━━━━━ Exercise inputs ━━━━━

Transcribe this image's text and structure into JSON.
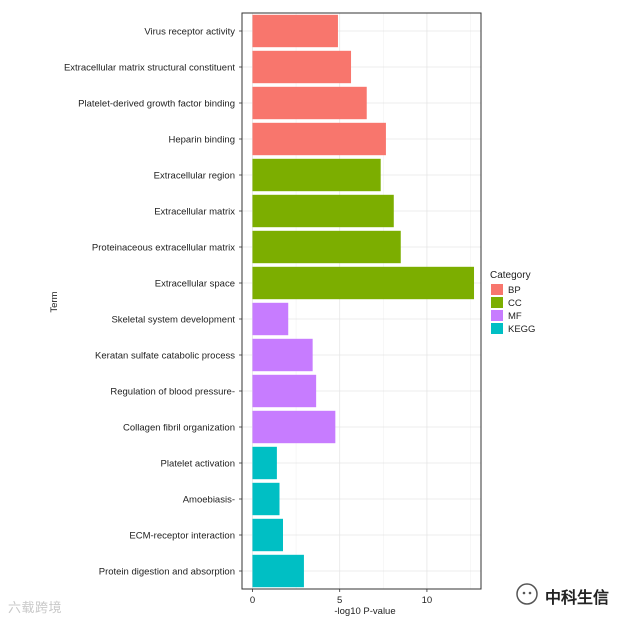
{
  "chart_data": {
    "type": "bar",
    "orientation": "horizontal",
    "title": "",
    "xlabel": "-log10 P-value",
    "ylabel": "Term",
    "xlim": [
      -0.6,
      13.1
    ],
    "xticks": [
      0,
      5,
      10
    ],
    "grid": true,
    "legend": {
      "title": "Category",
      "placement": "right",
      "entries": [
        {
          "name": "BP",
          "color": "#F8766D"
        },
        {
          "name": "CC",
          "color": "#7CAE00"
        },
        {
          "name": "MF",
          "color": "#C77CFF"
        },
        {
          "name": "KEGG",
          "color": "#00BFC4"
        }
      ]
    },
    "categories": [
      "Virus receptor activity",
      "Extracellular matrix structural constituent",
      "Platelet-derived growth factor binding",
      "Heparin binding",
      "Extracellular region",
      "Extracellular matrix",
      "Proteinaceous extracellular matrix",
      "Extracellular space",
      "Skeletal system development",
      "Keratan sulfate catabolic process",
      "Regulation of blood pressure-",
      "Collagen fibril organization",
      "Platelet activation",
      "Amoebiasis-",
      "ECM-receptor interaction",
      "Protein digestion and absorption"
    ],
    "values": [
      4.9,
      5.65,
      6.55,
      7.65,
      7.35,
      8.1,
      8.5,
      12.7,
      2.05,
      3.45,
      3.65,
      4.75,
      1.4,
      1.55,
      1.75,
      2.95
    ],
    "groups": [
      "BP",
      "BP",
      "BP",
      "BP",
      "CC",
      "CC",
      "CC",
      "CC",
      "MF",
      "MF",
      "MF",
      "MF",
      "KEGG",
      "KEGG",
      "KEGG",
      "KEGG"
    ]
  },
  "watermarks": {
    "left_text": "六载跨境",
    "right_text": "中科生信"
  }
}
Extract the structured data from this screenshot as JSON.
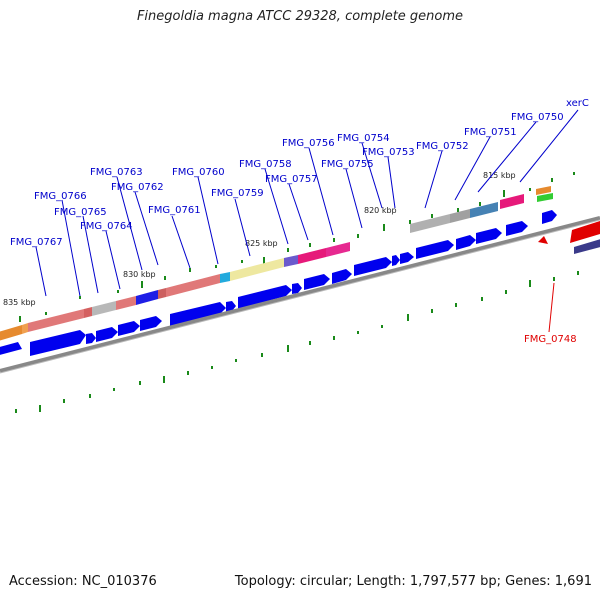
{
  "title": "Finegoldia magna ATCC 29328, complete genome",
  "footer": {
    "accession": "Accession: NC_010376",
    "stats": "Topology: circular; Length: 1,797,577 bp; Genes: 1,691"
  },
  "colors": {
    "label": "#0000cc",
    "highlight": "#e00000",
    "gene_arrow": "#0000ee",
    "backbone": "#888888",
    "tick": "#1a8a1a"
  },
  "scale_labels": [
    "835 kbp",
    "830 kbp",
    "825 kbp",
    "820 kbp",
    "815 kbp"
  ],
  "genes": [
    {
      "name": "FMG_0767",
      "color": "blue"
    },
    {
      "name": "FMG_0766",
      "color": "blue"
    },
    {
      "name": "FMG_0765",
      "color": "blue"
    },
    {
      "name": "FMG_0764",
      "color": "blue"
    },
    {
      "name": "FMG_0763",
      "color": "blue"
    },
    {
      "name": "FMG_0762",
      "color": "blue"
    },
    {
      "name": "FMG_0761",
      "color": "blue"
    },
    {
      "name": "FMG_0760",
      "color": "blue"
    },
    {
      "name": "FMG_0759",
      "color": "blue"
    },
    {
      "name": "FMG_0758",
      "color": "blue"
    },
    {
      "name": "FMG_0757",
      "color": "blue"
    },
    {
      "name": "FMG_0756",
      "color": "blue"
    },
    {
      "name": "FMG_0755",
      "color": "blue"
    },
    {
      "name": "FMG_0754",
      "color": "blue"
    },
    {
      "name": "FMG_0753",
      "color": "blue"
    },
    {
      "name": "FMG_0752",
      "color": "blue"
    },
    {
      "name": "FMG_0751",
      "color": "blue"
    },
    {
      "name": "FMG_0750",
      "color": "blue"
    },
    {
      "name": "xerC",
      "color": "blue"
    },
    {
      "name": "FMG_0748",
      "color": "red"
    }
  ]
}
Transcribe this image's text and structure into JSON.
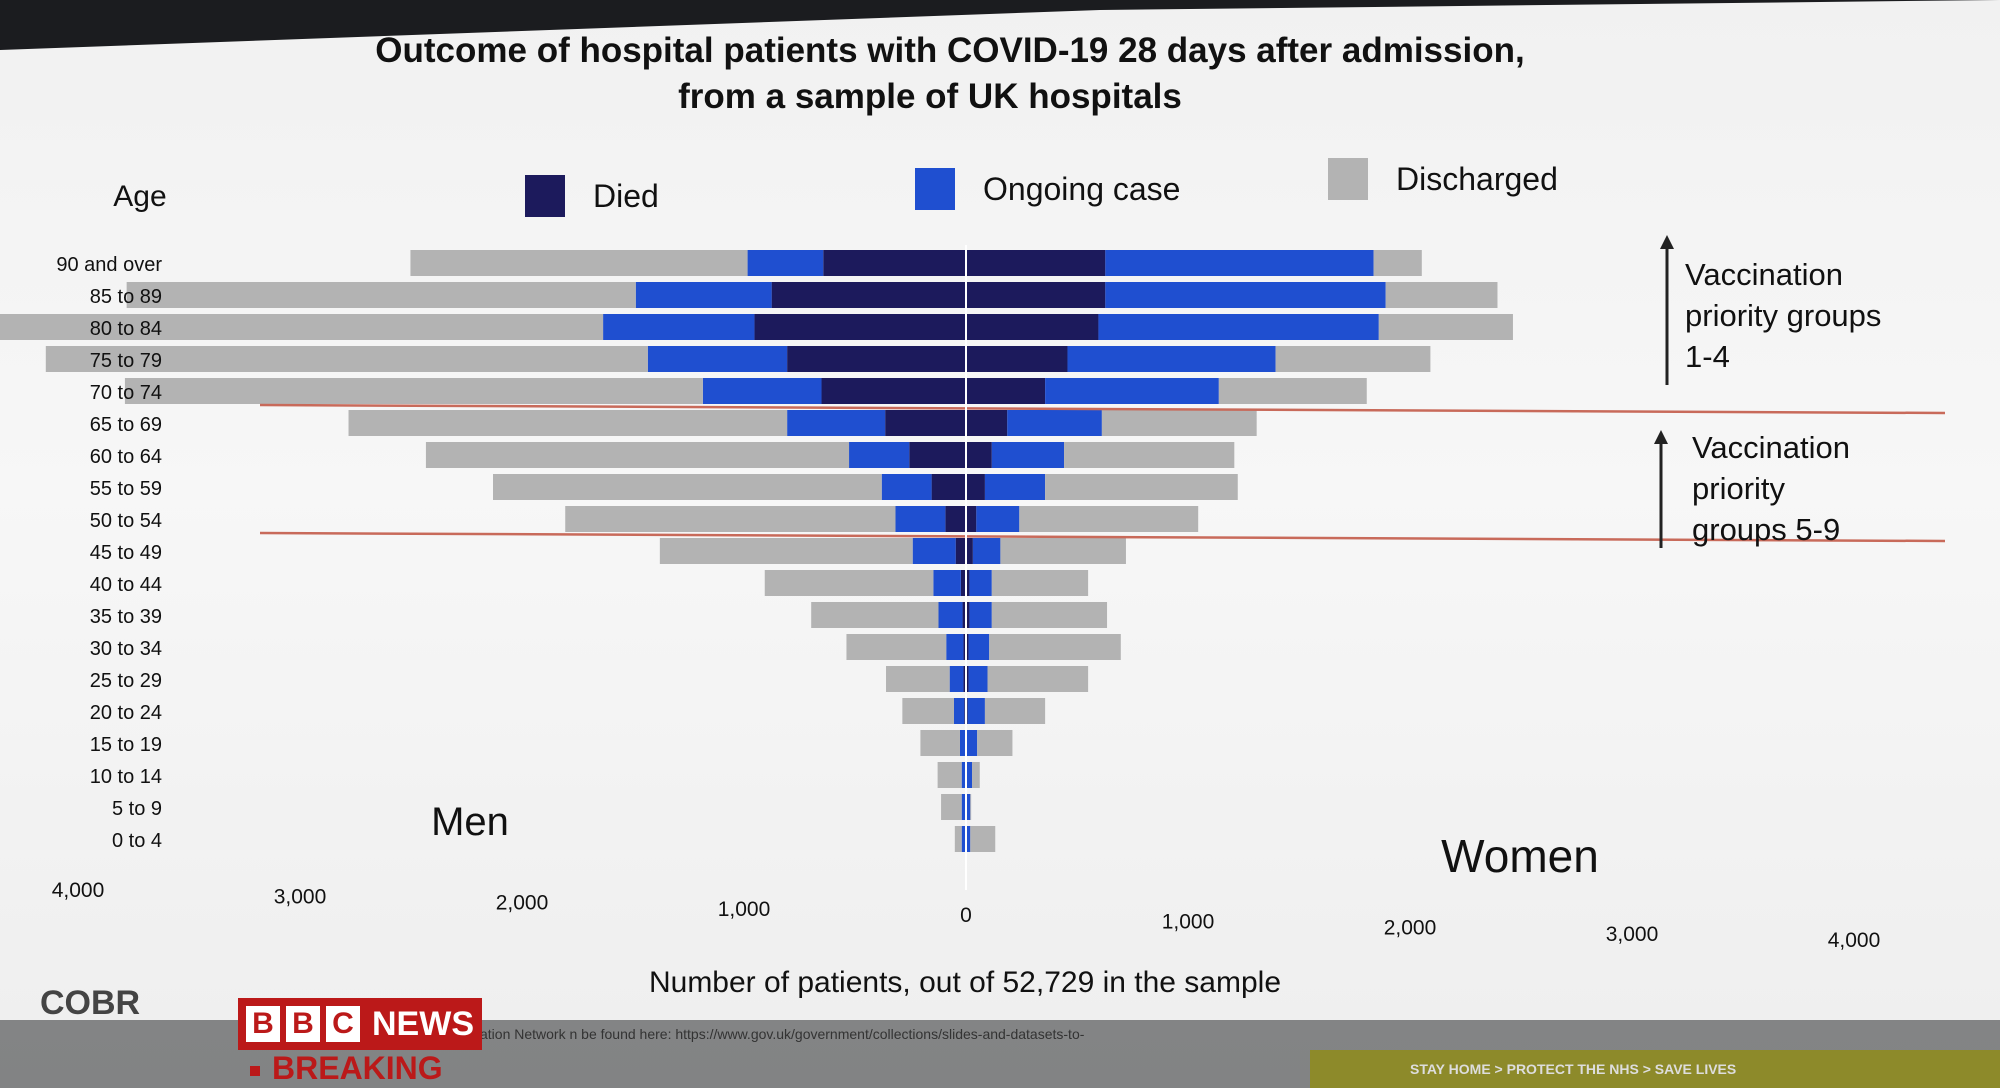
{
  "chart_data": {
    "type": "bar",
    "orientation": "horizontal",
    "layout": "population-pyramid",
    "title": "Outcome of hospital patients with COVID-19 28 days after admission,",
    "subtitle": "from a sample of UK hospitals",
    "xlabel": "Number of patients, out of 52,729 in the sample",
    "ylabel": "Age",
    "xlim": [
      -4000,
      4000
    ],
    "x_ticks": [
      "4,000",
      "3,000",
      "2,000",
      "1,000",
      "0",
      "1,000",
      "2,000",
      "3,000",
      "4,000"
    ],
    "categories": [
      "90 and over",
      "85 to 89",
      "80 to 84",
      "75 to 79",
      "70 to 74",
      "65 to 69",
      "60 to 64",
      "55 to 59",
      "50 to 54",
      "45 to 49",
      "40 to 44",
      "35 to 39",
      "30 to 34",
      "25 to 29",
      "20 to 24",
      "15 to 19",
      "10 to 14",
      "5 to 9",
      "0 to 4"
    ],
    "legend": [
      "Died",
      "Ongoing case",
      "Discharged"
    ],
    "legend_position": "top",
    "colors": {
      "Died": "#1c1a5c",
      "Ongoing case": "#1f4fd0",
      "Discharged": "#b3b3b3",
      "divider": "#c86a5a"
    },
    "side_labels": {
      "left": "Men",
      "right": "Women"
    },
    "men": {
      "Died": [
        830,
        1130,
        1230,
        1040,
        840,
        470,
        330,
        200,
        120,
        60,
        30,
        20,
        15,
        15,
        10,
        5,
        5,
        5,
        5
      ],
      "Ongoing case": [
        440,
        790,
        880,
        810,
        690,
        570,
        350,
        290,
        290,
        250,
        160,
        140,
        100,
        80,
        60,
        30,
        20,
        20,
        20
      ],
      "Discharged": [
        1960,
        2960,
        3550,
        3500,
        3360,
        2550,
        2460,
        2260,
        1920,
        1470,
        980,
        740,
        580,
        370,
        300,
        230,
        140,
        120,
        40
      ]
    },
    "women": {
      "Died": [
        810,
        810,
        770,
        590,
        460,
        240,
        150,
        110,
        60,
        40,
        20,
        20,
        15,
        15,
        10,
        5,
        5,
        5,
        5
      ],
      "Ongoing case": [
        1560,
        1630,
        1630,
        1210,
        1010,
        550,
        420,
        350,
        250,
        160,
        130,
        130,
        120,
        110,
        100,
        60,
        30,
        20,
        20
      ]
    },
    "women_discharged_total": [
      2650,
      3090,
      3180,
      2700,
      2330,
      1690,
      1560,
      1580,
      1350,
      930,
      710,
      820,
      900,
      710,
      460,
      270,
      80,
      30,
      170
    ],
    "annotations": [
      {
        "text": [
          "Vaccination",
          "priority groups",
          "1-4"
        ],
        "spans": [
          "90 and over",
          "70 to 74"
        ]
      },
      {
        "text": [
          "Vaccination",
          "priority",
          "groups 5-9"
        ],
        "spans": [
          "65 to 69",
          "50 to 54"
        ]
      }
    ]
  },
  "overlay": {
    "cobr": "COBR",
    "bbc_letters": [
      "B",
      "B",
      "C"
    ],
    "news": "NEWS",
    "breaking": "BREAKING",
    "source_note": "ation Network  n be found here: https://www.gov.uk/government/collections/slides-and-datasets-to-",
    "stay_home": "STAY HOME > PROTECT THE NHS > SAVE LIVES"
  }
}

━━━━━
━━━━━ Exercise inputs ━━━━━

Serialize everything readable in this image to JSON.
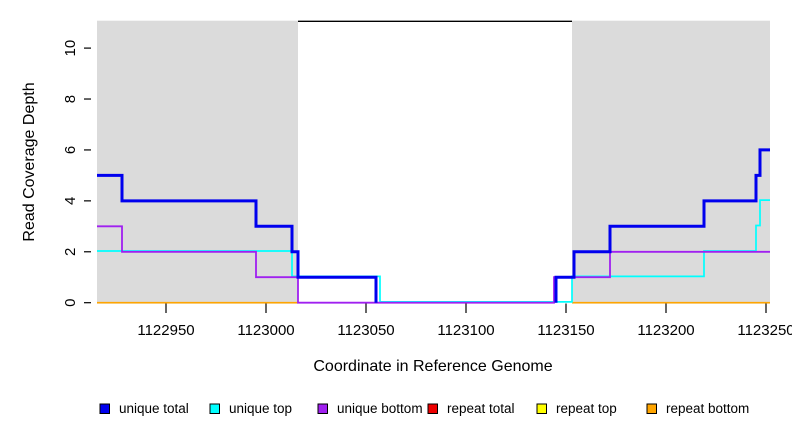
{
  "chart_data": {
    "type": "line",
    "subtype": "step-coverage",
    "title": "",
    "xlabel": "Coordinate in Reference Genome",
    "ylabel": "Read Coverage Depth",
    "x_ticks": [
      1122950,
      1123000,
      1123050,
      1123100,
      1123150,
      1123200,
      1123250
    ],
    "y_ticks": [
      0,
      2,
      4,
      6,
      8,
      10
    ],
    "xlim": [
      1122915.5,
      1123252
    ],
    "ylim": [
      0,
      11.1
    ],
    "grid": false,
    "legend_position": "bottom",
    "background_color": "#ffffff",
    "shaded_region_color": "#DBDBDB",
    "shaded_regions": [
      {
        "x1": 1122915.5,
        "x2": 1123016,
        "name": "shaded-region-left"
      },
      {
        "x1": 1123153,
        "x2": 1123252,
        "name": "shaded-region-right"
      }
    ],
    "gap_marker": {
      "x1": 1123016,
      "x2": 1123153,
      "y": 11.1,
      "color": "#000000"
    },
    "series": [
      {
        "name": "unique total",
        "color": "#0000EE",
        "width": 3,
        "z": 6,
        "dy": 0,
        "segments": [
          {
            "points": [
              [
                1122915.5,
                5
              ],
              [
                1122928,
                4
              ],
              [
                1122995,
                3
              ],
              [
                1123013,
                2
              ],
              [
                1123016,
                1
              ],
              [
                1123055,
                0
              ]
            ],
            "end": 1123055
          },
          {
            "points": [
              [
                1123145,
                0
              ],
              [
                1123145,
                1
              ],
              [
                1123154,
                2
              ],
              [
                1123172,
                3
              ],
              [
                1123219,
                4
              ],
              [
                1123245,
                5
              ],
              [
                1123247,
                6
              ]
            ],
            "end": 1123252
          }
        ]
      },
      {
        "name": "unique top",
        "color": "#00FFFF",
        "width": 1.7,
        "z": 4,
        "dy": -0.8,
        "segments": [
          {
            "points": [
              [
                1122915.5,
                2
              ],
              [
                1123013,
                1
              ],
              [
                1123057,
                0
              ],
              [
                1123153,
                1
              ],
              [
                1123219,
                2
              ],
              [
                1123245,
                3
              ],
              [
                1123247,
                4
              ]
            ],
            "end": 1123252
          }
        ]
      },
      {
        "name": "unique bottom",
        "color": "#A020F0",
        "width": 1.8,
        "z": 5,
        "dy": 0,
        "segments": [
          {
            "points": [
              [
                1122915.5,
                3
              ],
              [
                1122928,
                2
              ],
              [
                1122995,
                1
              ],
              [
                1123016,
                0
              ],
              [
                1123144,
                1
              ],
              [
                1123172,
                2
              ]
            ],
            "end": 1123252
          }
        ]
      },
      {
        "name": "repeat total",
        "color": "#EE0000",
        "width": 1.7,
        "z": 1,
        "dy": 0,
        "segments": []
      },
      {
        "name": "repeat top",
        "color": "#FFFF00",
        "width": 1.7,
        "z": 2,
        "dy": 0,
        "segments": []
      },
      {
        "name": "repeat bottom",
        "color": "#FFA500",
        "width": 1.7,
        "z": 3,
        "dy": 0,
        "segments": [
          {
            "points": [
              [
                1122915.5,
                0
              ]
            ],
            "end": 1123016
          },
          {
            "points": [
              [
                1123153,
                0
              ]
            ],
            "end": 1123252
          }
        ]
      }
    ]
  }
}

━━━━━

## Task prompt
Among the lines of the listing above, which ones hold "matrix"? Copy them.

## Result of this task
      "Extracellular matrix structural constituent",
      "Extracellular matrix",
      "Proteinaceous extracellular matrix",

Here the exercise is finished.